**WRITTEN PROBLEM**
Exclude the pictures and reproduce the remaining data exactly as written.

**INPUT DATA**
┄┄┄┄┄┄┄┄┄┄┄┄┄┄┄┄┄┄┄┄

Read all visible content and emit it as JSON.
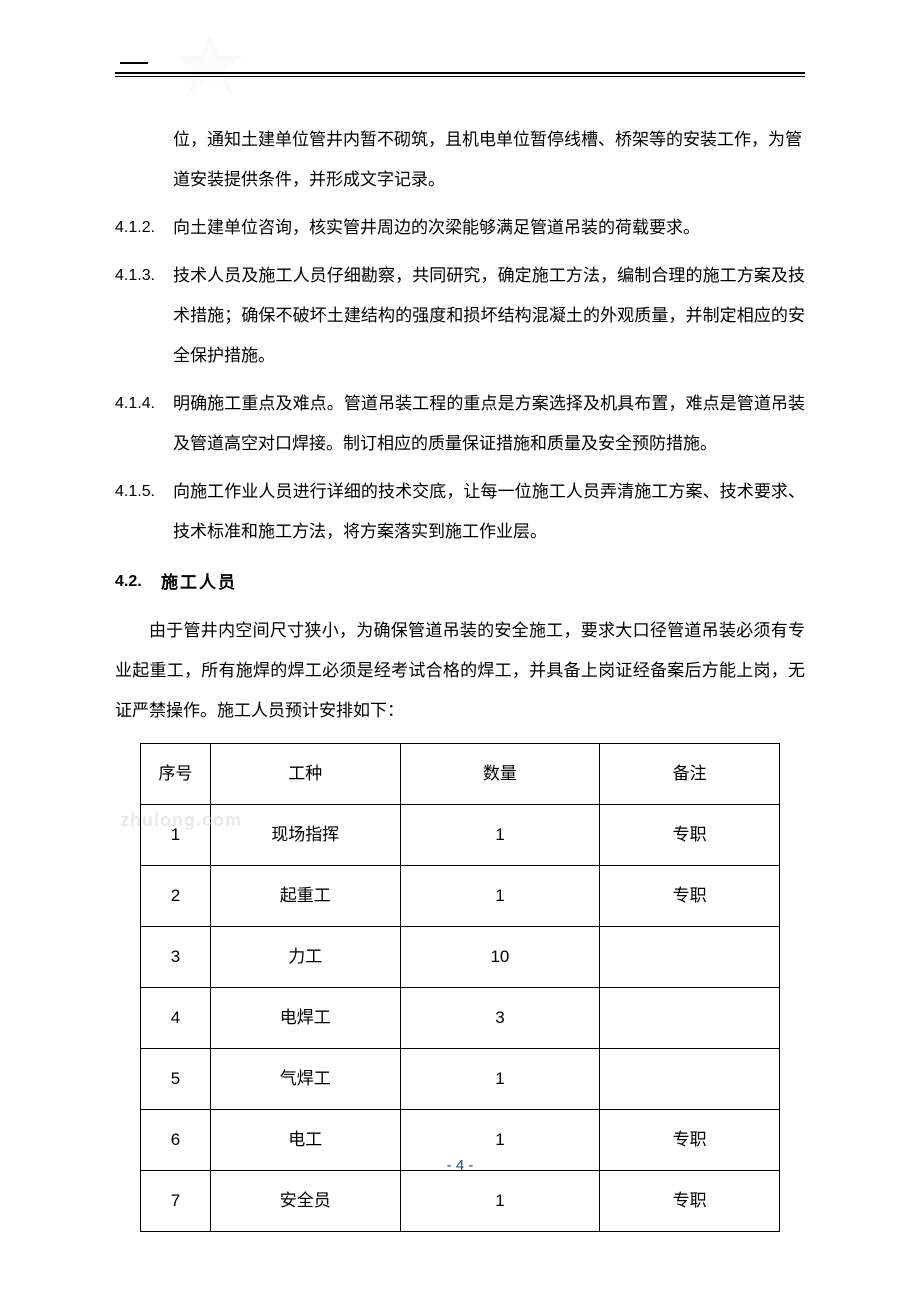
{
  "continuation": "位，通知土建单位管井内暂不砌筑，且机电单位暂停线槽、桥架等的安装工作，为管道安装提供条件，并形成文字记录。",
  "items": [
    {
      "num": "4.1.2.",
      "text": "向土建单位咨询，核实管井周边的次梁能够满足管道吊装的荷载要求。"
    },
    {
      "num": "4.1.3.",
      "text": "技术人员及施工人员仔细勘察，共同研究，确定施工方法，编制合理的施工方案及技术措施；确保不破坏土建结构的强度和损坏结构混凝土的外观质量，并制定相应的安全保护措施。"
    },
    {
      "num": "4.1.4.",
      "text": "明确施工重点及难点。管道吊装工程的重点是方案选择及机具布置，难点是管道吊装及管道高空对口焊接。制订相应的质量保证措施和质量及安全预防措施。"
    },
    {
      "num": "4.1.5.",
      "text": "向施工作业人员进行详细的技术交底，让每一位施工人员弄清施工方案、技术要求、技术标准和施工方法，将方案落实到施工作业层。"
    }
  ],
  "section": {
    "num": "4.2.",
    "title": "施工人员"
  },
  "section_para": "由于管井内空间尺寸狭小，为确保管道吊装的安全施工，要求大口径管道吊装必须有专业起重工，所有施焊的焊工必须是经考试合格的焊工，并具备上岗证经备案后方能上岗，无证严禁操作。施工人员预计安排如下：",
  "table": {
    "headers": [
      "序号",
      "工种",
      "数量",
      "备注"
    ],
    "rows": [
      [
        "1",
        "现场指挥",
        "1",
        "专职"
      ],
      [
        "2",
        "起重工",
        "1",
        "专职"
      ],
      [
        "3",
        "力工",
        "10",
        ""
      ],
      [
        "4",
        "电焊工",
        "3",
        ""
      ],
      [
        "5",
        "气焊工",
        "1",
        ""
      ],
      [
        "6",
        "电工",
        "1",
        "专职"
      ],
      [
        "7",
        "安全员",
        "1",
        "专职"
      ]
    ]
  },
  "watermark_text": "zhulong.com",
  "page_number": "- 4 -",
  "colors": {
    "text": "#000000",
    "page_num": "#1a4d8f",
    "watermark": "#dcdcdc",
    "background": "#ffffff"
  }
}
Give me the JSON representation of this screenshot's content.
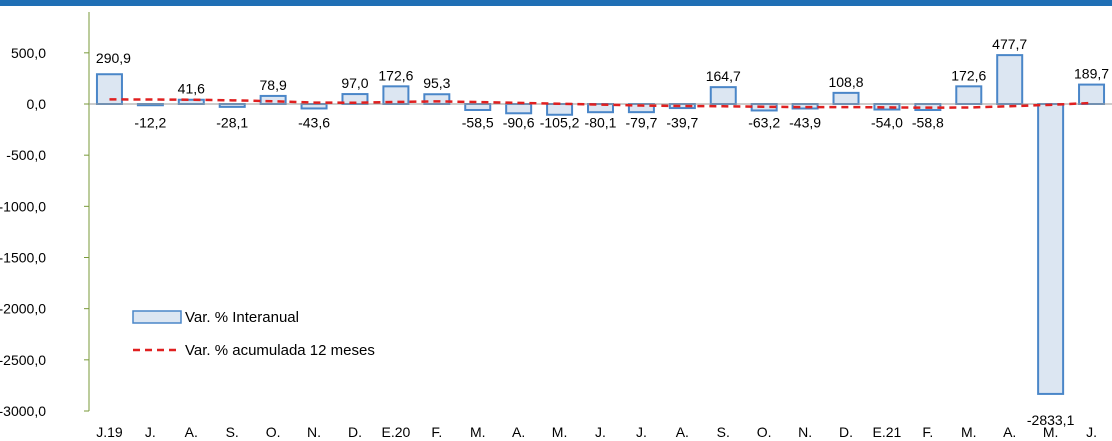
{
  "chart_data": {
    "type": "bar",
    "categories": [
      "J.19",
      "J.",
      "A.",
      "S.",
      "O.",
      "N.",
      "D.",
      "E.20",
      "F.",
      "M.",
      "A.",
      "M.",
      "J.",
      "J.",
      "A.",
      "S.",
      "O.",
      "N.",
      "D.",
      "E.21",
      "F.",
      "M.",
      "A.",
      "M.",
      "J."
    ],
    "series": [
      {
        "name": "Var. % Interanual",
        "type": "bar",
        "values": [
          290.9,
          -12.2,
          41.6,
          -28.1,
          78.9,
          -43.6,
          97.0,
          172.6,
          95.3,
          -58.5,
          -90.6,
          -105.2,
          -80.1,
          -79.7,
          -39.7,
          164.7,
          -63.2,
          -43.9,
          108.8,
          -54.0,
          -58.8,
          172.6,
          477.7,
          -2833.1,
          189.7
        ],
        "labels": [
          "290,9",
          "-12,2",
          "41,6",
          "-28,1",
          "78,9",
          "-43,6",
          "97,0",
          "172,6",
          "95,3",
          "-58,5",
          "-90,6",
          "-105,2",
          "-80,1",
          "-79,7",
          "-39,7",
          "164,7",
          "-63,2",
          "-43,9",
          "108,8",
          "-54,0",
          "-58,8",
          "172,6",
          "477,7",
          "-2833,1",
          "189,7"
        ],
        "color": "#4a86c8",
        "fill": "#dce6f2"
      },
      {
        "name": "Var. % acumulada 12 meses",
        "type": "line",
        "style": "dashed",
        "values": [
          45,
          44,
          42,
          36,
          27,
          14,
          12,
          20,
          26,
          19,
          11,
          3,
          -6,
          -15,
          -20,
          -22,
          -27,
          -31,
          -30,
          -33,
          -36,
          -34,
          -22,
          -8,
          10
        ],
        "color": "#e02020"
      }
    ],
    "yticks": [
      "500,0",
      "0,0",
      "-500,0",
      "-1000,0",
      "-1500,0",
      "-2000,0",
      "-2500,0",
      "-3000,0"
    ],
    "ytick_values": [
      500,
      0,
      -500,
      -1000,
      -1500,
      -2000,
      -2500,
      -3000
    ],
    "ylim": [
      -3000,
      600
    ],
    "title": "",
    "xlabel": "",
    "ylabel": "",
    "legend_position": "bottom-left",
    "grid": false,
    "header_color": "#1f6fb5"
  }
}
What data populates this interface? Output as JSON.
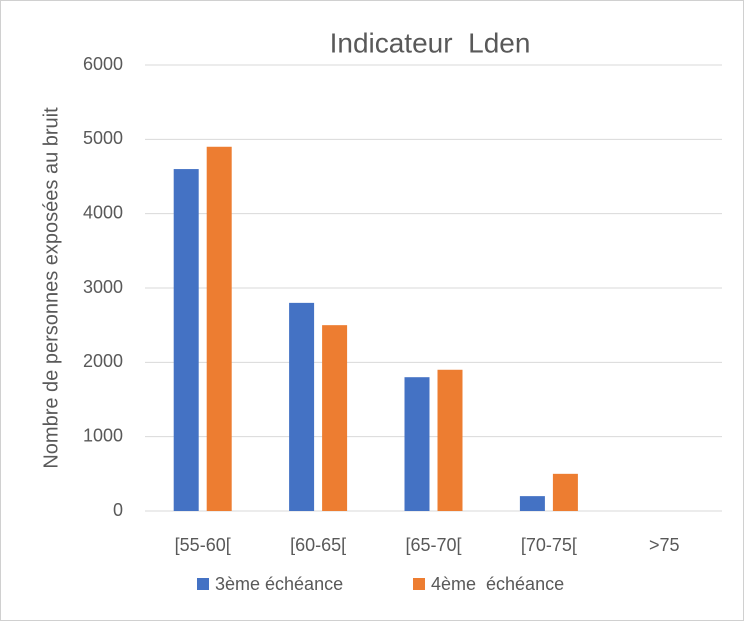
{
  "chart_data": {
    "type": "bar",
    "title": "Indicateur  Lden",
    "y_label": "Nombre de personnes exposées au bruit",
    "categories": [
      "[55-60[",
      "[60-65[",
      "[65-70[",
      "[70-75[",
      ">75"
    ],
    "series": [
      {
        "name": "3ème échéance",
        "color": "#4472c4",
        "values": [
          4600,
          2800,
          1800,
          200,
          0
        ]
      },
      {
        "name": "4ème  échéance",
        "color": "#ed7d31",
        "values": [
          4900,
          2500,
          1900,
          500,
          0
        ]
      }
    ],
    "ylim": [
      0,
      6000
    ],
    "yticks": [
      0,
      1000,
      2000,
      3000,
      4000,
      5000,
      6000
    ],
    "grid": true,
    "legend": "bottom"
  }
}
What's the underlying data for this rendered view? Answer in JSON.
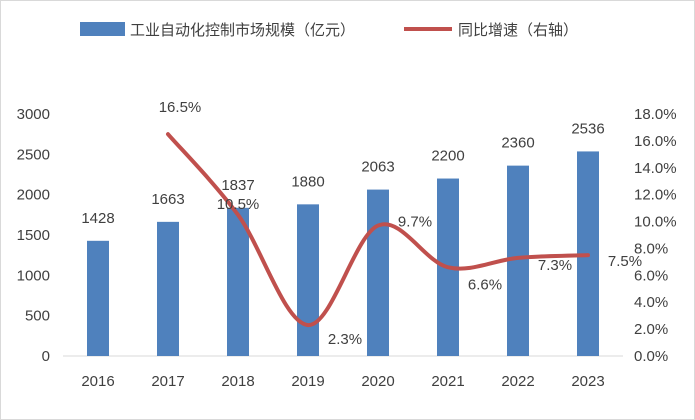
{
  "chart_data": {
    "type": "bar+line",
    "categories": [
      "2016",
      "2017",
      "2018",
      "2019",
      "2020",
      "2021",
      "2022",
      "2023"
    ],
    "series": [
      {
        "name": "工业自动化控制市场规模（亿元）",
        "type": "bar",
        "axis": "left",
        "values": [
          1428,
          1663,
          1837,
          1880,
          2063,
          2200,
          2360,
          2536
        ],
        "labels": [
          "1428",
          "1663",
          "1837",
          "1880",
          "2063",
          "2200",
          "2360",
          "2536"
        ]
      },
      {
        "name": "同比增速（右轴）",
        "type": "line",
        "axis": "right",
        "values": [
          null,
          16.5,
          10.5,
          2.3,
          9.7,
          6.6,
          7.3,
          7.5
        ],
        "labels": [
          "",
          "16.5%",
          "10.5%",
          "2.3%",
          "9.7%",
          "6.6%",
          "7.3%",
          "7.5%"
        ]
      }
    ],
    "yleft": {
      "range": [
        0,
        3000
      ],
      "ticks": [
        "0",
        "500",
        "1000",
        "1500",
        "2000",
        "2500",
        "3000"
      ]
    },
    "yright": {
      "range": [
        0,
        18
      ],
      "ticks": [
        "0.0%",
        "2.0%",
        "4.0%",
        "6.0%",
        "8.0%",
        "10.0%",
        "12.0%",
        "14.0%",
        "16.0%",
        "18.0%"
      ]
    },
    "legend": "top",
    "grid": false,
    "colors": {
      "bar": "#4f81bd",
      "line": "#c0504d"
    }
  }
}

┄┄┄┄┄┄┄┄┄┄┄┄┄┄┄┄┄┄┄┄

**CORRECT ANSWER**
Read all visible content and emit it as JSON.
{
  "continuation": "位，通知土建单位管井内暂不砌筑，且机电单位暂停线槽、桥架等的安装工作，为管道安装提供条件，并形成文字记录。",
  "items": [
    {
      "num": "4.1.2.",
      "text": "向土建单位咨询，核实管井周边的次梁能够满足管道吊装的荷载要求。"
    },
    {
      "num": "4.1.3.",
      "text": "技术人员及施工人员仔细勘察，共同研究，确定施工方法，编制合理的施工方案及技术措施；确保不破坏土建结构的强度和损坏结构混凝土的外观质量，并制定相应的安全保护措施。"
    },
    {
      "num": "4.1.4.",
      "text": "明确施工重点及难点。管道吊装工程的重点是方案选择及机具布置，难点是管道吊装及管道高空对口焊接。制订相应的质量保证措施和质量及安全预防措施。"
    },
    {
      "num": "4.1.5.",
      "text": "向施工作业人员进行详细的技术交底，让每一位施工人员弄清施工方案、技术要求、技术标准和施工方法，将方案落实到施工作业层。"
    }
  ],
  "section": {
    "num": "4.2.",
    "title": "施工人员"
  },
  "section_para": "由于管井内空间尺寸狭小，为确保管道吊装的安全施工，要求大口径管道吊装必须有专业起重工，所有施焊的焊工必须是经考试合格的焊工，并具备上岗证经备案后方能上岗，无证严禁操作。施工人员预计安排如下：",
  "table": {
    "headers": [
      "序号",
      "工种",
      "数量",
      "备注"
    ],
    "rows": [
      [
        "1",
        "现场指挥",
        "1",
        "专职"
      ],
      [
        "2",
        "起重工",
        "1",
        "专职"
      ],
      [
        "3",
        "力工",
        "10",
        ""
      ],
      [
        "4",
        "电焊工",
        "3",
        ""
      ],
      [
        "5",
        "气焊工",
        "1",
        ""
      ],
      [
        "6",
        "电工",
        "1",
        "专职"
      ],
      [
        "7",
        "安全员",
        "1",
        "专职"
      ]
    ]
  },
  "watermark_text": "zhulong.com",
  "page_number": "- 4 -",
  "colors": {
    "text": "#000000",
    "page_num": "#1a4d8f",
    "watermark": "#dcdcdc",
    "background": "#ffffff"
  }
}
Give me the JSON representation of this screenshot's content.
{
  "chart_data": {
    "type": "bar",
    "categories": [
      "J.19",
      "J.",
      "A.",
      "S.",
      "O.",
      "N.",
      "D.",
      "E.20",
      "F.",
      "M.",
      "A.",
      "M.",
      "J.",
      "J.",
      "A.",
      "S.",
      "O.",
      "N.",
      "D.",
      "E.21",
      "F.",
      "M.",
      "A.",
      "M.",
      "J."
    ],
    "series": [
      {
        "name": "Var. % Interanual",
        "type": "bar",
        "values": [
          290.9,
          -12.2,
          41.6,
          -28.1,
          78.9,
          -43.6,
          97.0,
          172.6,
          95.3,
          -58.5,
          -90.6,
          -105.2,
          -80.1,
          -79.7,
          -39.7,
          164.7,
          -63.2,
          -43.9,
          108.8,
          -54.0,
          -58.8,
          172.6,
          477.7,
          -2833.1,
          189.7
        ],
        "labels": [
          "290,9",
          "-12,2",
          "41,6",
          "-28,1",
          "78,9",
          "-43,6",
          "97,0",
          "172,6",
          "95,3",
          "-58,5",
          "-90,6",
          "-105,2",
          "-80,1",
          "-79,7",
          "-39,7",
          "164,7",
          "-63,2",
          "-43,9",
          "108,8",
          "-54,0",
          "-58,8",
          "172,6",
          "477,7",
          "-2833,1",
          "189,7"
        ],
        "color": "#4a86c8",
        "fill": "#dce6f2"
      },
      {
        "name": "Var. % acumulada 12 meses",
        "type": "line",
        "style": "dashed",
        "values": [
          45,
          44,
          42,
          36,
          27,
          14,
          12,
          20,
          26,
          19,
          11,
          3,
          -6,
          -15,
          -20,
          -22,
          -27,
          -31,
          -30,
          -33,
          -36,
          -34,
          -22,
          -8,
          10
        ],
        "color": "#e02020"
      }
    ],
    "yticks": [
      "500,0",
      "0,0",
      "-500,0",
      "-1000,0",
      "-1500,0",
      "-2000,0",
      "-2500,0",
      "-3000,0"
    ],
    "ytick_values": [
      500,
      0,
      -500,
      -1000,
      -1500,
      -2000,
      -2500,
      -3000
    ],
    "ylim": [
      -3000,
      600
    ],
    "title": "",
    "xlabel": "",
    "ylabel": "",
    "legend_position": "bottom-left",
    "grid": false,
    "header_color": "#1f6fb5"
  }
}
What data populates this interface? Output as JSON.
{
  "chart_data": {
    "type": "bar",
    "title": "Indicateur  Lden",
    "y_label": "Nombre de personnes exposées au bruit",
    "categories": [
      "[55-60[",
      "[60-65[",
      "[65-70[",
      "[70-75[",
      ">75"
    ],
    "series": [
      {
        "name": "3ème échéance",
        "color": "#4472c4",
        "values": [
          4600,
          2800,
          1800,
          200,
          0
        ]
      },
      {
        "name": "4ème  échéance",
        "color": "#ed7d31",
        "values": [
          4900,
          2500,
          1900,
          500,
          0
        ]
      }
    ],
    "ylim": [
      0,
      6000
    ],
    "yticks": [
      0,
      1000,
      2000,
      3000,
      4000,
      5000,
      6000
    ],
    "grid": true,
    "legend": "bottom"
  }
}
What's the underlying data for this rendered view? Answer in JSON.
{
  "chart_data": {
    "type": "bar+line",
    "categories": [
      "2016",
      "2017",
      "2018",
      "2019",
      "2020",
      "2021",
      "2022",
      "2023"
    ],
    "series": [
      {
        "name": "工业自动化控制市场规模（亿元）",
        "type": "bar",
        "axis": "left",
        "values": [
          1428,
          1663,
          1837,
          1880,
          2063,
          2200,
          2360,
          2536
        ],
        "labels": [
          "1428",
          "1663",
          "1837",
          "1880",
          "2063",
          "2200",
          "2360",
          "2536"
        ]
      },
      {
        "name": "同比增速（右轴）",
        "type": "line",
        "axis": "right",
        "values": [
          null,
          16.5,
          10.5,
          2.3,
          9.7,
          6.6,
          7.3,
          7.5
        ],
        "labels": [
          "",
          "16.5%",
          "10.5%",
          "2.3%",
          "9.7%",
          "6.6%",
          "7.3%",
          "7.5%"
        ]
      }
    ],
    "yleft": {
      "range": [
        0,
        3000
      ],
      "ticks": [
        "0",
        "500",
        "1000",
        "1500",
        "2000",
        "2500",
        "3000"
      ]
    },
    "yright": {
      "range": [
        0,
        18
      ],
      "ticks": [
        "0.0%",
        "2.0%",
        "4.0%",
        "6.0%",
        "8.0%",
        "10.0%",
        "12.0%",
        "14.0%",
        "16.0%",
        "18.0%"
      ]
    },
    "legend": "top",
    "grid": false,
    "colors": {
      "bar": "#4f81bd",
      "line": "#c0504d"
    }
  }
}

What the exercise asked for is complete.